What is being asked: Pull every line with the word "distribution" out of the entries below.

..........

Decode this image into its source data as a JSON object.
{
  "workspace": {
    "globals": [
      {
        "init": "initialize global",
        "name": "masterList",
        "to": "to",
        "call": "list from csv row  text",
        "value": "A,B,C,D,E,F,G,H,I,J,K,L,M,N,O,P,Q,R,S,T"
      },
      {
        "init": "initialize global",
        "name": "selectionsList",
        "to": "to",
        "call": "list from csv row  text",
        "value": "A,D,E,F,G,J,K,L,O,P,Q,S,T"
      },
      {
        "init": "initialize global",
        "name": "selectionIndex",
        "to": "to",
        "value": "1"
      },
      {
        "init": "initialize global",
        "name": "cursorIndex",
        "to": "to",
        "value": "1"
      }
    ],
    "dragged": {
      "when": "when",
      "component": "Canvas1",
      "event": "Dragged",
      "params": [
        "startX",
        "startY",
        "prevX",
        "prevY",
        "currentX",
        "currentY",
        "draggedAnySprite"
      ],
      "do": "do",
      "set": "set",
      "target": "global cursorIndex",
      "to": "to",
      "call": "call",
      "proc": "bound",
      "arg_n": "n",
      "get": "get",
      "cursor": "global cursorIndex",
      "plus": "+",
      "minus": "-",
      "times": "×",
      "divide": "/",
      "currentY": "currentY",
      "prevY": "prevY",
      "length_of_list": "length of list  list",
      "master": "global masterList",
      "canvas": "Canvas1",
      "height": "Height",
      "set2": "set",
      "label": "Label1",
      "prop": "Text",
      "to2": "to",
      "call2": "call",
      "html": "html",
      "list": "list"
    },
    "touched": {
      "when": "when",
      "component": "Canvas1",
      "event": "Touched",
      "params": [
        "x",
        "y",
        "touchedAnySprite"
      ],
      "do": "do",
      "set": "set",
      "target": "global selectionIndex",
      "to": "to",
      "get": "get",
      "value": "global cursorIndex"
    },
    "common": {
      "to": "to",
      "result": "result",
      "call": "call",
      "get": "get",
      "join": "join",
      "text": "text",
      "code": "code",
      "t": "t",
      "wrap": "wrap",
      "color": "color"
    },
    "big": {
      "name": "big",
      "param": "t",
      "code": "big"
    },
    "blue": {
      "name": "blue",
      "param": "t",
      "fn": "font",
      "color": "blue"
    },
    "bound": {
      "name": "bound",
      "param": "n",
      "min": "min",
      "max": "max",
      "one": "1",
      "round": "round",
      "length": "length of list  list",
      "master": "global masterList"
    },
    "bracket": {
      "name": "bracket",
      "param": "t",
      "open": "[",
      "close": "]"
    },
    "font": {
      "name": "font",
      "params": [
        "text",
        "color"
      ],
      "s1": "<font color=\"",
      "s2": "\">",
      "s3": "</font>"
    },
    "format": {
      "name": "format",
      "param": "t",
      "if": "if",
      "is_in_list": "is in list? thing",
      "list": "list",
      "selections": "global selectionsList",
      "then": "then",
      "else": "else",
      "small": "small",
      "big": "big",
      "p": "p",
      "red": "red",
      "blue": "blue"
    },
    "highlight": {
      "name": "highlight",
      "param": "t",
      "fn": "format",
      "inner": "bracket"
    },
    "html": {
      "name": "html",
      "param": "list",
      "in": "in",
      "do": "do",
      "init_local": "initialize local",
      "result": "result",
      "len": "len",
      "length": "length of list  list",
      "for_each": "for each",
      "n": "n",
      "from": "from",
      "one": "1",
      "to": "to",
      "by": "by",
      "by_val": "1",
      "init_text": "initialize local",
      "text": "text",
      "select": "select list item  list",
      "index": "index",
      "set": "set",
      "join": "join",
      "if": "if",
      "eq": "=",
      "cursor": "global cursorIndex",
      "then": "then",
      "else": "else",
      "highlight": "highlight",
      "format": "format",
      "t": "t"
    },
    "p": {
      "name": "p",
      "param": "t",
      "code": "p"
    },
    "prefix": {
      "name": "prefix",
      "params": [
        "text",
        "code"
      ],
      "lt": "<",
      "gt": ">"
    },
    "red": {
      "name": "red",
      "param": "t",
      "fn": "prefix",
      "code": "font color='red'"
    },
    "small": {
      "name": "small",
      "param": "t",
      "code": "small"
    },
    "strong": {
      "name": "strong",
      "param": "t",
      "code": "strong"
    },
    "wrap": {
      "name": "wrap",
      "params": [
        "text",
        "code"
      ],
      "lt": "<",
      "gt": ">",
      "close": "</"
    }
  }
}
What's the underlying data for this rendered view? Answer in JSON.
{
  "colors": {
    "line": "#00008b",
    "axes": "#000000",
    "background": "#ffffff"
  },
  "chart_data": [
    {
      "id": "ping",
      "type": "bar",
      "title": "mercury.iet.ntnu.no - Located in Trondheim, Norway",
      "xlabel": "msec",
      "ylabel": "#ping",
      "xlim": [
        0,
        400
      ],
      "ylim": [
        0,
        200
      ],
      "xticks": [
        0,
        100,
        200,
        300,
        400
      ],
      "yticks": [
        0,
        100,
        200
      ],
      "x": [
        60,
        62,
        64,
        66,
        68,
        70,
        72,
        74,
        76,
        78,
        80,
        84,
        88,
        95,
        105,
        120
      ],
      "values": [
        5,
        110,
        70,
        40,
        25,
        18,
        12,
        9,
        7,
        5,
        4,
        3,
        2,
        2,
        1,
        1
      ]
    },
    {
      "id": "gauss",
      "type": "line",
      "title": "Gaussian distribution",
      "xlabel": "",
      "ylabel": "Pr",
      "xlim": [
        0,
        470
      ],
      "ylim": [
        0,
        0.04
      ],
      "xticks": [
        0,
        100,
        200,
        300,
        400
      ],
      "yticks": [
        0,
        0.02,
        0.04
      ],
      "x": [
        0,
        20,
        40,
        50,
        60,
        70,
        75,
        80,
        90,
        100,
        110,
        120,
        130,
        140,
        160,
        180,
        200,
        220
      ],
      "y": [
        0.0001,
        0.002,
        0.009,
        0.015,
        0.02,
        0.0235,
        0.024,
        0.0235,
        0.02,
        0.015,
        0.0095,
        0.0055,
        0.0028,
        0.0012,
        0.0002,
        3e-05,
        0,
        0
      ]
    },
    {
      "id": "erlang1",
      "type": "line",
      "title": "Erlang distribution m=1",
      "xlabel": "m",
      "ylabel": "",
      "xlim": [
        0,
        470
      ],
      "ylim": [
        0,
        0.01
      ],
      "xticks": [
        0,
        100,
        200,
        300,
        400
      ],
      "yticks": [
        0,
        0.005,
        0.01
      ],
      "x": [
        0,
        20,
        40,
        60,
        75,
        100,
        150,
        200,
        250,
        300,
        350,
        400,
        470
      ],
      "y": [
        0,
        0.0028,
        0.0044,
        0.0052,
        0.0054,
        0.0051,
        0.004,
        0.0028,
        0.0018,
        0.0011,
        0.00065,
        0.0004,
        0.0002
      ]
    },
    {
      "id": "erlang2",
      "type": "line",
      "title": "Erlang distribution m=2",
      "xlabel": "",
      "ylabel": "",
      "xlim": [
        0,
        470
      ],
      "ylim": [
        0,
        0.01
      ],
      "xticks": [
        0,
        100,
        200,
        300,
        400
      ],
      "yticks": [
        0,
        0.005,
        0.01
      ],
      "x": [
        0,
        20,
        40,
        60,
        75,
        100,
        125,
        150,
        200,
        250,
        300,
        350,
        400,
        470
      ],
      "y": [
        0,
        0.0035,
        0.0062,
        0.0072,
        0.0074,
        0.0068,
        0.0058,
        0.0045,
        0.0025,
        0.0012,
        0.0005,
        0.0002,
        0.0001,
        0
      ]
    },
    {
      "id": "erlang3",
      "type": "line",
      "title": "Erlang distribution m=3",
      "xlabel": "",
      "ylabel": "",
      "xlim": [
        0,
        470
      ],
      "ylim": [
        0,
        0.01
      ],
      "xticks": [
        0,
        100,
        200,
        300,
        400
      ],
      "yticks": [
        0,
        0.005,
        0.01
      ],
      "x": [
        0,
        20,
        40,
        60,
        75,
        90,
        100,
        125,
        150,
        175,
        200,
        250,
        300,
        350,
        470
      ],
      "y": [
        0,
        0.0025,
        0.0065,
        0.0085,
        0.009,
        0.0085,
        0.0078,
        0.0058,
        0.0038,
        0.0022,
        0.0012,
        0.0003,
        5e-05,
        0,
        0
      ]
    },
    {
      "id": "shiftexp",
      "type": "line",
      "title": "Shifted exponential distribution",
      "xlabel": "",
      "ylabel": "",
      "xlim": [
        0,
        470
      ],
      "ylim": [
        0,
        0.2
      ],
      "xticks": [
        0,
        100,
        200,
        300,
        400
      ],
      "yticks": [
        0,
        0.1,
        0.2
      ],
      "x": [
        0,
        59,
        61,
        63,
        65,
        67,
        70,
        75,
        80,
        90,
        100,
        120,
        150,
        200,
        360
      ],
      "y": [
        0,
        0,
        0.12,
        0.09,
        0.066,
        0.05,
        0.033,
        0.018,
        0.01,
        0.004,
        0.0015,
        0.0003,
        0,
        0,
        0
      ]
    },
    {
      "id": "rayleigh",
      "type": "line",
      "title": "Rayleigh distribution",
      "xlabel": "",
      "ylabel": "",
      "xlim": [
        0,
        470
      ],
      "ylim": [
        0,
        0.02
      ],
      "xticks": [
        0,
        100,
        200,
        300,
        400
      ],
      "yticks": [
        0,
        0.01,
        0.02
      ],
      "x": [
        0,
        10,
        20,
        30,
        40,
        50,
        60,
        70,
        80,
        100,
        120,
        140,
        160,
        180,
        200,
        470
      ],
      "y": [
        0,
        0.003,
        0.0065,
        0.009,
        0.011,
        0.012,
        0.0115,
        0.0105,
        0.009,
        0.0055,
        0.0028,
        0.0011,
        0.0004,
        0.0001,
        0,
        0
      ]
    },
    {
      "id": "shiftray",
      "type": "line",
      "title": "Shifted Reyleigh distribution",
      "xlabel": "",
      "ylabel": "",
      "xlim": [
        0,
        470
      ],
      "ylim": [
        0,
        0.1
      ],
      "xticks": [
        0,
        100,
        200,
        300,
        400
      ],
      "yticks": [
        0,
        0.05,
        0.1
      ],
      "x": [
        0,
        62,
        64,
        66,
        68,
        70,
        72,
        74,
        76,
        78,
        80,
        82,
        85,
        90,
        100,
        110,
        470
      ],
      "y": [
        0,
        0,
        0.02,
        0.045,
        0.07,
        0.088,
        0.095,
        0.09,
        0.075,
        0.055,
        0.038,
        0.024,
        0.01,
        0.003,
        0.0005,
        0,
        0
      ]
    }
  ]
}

..........

Response to this exercise:
      "title": "Gaussian distribution",
      "title": "Erlang distribution m=1",
      "title": "Erlang distribution m=2",
      "title": "Erlang distribution m=3",
      "title": "Shifted exponential distribution",
      "title": "Rayleigh distribution",
      "title": "Shifted Reyleigh distribution",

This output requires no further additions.